[Opening TEXT SEGMENT section]

The 2014 AIP Women in Physics Lecture Series


Presented by Professor Sheila Rowan, University of Glasgow

Start Date

21st Oct 2014 8:00pm

End Date

21st Oct 2014 9:00pm


Physics Lecture Theatre 1, Sandy Bay campus

RSVP / Contact Information

The search for gravitational waves -
Ripples from the dark side of the Universe

Gravitational Waves are amongst the most elusive signals from our Universe reaching the earth – ‘ripples in the curvature of space-time’. The information carried by these signals will give us new insight into the hearts of some of the most violent events in the Cosmos – from black holes to the beginning of the Universe. A global network of gravitational wave detectors is in now reaching the final stages of construction, with first data expected in 2015. The nature of gravitational waves, how the detectors work and what the data from the detectors can tell us about the Universe we inhabit will be discussed.

[Closing TEXT SEGMENT section]

**EXERCISE DESCRIPTION**
Reproduce everything in the lecture notice from "Physics Lecture Theatre" down to "will be discussed.". The items after the lecture notice play no part in what is asked here.

[Opening EXERCISE DATA section]

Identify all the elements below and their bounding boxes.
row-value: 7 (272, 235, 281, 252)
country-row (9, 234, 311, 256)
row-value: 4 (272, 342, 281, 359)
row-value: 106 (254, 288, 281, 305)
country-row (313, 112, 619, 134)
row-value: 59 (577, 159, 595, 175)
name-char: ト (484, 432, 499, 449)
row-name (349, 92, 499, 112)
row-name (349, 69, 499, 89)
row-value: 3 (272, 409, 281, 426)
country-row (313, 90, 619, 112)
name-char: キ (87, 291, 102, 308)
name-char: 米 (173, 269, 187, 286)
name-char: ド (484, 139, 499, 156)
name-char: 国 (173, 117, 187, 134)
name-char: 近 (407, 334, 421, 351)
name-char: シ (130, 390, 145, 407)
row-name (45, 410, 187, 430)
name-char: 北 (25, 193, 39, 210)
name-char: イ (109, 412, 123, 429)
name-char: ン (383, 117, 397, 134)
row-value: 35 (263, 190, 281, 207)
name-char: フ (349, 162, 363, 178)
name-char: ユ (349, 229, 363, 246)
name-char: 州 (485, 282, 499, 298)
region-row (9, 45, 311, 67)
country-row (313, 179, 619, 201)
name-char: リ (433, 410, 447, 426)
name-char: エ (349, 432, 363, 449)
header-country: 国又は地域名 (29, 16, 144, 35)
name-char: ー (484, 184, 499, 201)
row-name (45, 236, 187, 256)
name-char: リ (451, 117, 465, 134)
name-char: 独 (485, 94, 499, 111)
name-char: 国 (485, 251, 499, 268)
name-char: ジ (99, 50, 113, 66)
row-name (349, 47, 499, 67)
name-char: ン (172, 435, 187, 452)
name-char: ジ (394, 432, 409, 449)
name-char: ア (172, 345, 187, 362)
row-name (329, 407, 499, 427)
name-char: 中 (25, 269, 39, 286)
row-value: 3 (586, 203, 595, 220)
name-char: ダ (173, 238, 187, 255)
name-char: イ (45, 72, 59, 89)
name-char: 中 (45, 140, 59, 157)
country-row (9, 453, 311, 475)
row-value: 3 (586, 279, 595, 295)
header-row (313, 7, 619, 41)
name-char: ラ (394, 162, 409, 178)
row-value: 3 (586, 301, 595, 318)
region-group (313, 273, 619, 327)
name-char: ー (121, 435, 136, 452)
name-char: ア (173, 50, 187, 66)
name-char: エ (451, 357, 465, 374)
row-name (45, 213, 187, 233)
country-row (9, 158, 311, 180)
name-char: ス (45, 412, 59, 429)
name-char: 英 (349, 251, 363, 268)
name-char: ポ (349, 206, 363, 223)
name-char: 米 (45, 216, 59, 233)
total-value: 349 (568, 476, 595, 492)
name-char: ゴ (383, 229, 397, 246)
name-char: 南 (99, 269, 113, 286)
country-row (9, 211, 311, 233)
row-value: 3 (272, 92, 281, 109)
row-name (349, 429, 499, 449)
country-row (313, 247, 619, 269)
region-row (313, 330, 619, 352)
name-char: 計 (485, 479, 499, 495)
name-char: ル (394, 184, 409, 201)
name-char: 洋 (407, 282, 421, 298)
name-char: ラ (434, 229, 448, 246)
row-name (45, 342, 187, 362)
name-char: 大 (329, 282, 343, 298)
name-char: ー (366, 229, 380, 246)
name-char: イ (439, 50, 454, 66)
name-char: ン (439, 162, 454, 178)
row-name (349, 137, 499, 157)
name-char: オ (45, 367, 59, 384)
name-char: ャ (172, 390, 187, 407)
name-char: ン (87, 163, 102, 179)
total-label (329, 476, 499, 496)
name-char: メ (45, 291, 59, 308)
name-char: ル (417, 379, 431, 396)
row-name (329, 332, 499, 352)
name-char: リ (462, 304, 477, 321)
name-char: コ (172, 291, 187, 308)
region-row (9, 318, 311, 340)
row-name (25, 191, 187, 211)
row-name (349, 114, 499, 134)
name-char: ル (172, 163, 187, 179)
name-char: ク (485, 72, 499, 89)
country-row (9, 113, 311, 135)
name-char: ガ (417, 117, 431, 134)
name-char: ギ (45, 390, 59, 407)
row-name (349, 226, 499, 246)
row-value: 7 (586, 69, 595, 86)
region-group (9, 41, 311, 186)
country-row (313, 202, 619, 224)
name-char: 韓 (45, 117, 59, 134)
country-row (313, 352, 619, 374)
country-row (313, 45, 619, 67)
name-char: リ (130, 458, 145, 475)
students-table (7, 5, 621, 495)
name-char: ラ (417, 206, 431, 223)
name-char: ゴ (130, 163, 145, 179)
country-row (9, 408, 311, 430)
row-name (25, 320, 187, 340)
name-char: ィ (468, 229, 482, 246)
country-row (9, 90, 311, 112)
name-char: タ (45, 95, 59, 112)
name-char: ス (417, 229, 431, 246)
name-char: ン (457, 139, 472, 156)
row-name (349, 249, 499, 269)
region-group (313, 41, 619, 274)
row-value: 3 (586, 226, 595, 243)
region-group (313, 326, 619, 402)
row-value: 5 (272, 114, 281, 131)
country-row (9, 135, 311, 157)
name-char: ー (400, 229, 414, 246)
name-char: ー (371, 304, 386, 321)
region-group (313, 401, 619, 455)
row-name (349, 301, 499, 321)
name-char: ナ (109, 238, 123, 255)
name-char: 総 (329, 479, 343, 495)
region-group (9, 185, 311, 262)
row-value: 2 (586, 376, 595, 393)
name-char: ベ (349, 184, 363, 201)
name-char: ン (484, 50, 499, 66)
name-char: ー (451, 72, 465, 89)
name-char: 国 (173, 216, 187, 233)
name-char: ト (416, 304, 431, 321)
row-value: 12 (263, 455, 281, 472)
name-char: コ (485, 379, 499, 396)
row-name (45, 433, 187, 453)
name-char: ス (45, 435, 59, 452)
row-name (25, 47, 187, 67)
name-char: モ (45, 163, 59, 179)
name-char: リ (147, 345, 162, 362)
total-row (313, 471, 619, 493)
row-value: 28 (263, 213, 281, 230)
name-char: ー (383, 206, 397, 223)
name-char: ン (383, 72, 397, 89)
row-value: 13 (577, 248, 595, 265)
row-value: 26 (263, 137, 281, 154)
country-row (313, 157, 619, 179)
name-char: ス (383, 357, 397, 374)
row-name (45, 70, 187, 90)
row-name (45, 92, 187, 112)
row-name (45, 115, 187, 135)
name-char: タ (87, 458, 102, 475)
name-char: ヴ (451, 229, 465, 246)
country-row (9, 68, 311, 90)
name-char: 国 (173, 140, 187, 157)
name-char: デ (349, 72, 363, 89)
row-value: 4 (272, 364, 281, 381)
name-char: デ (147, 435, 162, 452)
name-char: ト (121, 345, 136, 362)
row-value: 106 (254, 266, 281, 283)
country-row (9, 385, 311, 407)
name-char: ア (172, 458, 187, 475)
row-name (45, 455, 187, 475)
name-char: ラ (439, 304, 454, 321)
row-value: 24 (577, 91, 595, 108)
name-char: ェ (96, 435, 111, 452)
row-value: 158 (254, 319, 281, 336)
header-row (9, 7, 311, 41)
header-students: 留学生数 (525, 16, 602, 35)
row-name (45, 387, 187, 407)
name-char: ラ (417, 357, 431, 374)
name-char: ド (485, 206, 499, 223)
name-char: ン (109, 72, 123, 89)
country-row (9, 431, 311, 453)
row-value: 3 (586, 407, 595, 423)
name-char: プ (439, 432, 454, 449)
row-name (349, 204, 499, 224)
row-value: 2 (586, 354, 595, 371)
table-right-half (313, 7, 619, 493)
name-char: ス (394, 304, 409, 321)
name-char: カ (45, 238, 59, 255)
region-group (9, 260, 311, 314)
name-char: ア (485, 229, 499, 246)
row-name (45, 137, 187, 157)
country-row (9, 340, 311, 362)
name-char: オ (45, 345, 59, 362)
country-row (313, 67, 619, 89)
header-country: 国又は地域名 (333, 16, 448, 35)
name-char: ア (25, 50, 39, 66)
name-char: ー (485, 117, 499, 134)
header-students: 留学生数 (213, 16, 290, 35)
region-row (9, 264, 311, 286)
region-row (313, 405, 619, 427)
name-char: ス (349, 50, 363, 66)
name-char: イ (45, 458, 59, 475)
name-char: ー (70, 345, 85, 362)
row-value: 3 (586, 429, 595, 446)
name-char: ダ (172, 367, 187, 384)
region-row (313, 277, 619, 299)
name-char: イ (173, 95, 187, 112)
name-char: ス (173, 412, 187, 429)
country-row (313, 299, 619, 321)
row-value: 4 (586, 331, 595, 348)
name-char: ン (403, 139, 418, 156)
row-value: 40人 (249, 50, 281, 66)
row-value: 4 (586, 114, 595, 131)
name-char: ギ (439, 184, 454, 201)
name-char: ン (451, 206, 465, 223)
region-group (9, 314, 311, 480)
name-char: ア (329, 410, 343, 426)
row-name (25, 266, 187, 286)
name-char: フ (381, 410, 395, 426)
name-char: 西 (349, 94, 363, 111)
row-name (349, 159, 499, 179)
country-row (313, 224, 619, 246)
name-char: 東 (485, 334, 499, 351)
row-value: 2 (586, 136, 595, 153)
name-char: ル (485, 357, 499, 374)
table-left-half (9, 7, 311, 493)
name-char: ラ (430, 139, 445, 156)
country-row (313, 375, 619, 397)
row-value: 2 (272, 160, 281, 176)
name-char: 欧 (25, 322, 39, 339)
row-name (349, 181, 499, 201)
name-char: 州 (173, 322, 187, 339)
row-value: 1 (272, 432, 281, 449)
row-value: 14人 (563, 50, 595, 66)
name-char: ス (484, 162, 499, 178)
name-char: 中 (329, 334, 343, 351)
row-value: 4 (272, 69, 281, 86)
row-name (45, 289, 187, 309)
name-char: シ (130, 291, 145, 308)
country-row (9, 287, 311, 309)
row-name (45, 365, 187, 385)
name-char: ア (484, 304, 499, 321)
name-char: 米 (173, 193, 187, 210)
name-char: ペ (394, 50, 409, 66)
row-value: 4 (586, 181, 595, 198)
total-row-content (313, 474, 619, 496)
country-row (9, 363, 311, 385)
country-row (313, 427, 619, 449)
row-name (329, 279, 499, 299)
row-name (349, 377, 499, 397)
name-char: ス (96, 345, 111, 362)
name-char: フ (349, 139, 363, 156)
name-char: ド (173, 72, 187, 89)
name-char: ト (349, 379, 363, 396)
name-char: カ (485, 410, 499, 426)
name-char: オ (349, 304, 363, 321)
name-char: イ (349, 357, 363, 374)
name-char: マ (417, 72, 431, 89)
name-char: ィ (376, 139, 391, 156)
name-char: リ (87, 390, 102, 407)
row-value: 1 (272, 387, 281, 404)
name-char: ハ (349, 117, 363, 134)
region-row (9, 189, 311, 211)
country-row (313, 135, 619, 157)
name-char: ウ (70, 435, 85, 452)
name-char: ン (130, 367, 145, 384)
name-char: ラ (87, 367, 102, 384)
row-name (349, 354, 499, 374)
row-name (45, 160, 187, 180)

[Closing EXERCISE DATA section]

**EXERCISE RESULT**
Physics Lecture Theatre 1, Sandy Bay campus

RSVP / Contact Information

The search for gravitational waves -
Ripples from the dark side of the Universe

Gravitational Waves are amongst the most elusive signals from our Universe reaching the earth – ‘ripples in the curvature of space-time’. The information carried by these signals will give us new insight into the hearts of some of the most violent events in the Cosmos – from black holes to the beginning of the Universe. A global network of gravitational wave detectors is in now reaching the final stages of construction, with first data expected in 2015. The nature of gravitational waves, how the detectors work and what the data from the detectors can tell us about the Universe we inhabit will be discussed.